Dataset entries on figures:
***
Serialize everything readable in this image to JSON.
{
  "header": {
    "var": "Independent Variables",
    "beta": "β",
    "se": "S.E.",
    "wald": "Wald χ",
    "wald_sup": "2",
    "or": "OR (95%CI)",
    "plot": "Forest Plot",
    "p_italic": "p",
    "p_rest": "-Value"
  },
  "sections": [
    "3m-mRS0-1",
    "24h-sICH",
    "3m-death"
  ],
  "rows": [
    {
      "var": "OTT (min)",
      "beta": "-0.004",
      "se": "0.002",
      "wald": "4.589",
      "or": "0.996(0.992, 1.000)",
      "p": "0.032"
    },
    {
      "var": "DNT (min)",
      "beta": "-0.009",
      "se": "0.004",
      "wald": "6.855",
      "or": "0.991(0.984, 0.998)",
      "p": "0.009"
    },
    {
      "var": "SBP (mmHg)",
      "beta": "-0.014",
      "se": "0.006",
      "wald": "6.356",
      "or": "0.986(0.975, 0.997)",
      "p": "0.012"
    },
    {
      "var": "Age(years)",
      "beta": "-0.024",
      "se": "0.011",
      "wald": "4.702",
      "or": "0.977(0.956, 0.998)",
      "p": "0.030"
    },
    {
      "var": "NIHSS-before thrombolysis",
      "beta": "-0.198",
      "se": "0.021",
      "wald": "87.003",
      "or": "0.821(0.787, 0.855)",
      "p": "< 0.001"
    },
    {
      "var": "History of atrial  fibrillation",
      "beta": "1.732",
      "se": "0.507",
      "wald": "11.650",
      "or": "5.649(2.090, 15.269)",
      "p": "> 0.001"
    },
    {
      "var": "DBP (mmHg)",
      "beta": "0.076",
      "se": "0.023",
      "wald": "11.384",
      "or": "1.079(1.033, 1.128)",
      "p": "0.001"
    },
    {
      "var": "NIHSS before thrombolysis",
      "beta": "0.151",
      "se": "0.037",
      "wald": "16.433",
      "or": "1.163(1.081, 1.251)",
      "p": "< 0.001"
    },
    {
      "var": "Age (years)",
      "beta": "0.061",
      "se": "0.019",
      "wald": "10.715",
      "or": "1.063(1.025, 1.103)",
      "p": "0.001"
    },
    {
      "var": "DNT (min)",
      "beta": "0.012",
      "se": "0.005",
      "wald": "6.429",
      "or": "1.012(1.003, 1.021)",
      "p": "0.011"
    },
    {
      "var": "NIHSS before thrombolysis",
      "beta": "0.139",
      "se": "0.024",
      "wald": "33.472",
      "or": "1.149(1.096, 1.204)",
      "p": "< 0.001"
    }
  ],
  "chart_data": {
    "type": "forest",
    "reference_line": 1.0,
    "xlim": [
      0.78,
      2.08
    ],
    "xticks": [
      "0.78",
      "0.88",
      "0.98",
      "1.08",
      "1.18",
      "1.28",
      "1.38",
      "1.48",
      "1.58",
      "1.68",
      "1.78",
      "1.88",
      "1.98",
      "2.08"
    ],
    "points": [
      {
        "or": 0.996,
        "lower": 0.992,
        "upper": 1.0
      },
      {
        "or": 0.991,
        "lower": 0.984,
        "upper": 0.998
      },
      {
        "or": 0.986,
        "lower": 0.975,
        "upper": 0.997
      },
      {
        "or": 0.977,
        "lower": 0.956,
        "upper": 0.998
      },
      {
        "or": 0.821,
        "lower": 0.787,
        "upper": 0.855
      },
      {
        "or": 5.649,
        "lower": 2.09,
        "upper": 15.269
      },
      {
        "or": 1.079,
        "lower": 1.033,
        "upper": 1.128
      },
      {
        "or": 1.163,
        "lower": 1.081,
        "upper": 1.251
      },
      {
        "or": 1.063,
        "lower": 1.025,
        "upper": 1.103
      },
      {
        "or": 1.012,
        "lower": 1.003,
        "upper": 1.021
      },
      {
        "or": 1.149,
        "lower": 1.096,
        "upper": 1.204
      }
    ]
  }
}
***
Task details: Extract all lines from the material above that include the word "lower".

Response:
        "lower": 0.992,
        "lower": 0.984,
        "lower": 0.975,
        "lower": 0.956,
        "lower": 0.787,
        "lower": 2.09,
        "lower": 1.033,
        "lower": 1.081,
        "lower": 1.025,
        "lower": 1.003,
        "lower": 1.096,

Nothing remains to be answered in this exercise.